*Figure contents as structured data*

__________________________________________________

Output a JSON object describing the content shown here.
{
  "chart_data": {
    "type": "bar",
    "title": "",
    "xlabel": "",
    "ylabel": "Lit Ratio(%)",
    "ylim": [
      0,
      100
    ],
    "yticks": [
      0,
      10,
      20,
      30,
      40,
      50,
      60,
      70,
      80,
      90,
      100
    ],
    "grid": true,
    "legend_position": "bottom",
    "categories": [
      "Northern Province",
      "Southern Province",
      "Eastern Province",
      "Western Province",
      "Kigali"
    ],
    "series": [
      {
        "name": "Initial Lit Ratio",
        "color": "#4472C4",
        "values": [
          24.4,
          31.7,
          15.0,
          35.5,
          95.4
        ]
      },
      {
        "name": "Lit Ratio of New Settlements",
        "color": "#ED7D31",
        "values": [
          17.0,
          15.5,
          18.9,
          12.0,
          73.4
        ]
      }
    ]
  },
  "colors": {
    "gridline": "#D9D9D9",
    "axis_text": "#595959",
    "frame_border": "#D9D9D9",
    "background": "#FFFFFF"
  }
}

__________________________________________________

*WHAT IS REQUIRED*
Exact output of every entry is required.

*WORKED SOLUTION*
Output a JSON object describing the content shown here.
{
  "chart_data": {
    "type": "bar",
    "title": "",
    "xlabel": "",
    "ylabel": "Lit Ratio(%)",
    "ylim": [
      0,
      100
    ],
    "yticks": [
      0,
      10,
      20,
      30,
      40,
      50,
      60,
      70,
      80,
      90,
      100
    ],
    "grid": true,
    "legend_position": "bottom",
    "categories": [
      "Northern Province",
      "Southern Province",
      "Eastern Province",
      "Western Province",
      "Kigali"
    ],
    "series": [
      {
        "name": "Initial Lit Ratio",
        "color": "#4472C4",
        "values": [
          24.4,
          31.7,
          15.0,
          35.5,
          95.4
        ]
      },
      {
        "name": "Lit Ratio of New Settlements",
        "color": "#ED7D31",
        "values": [
          17.0,
          15.5,
          18.9,
          12.0,
          73.4
        ]
      }
    ]
  },
  "colors": {
    "gridline": "#D9D9D9",
    "axis_text": "#595959",
    "frame_border": "#D9D9D9",
    "background": "#FFFFFF"
  }
}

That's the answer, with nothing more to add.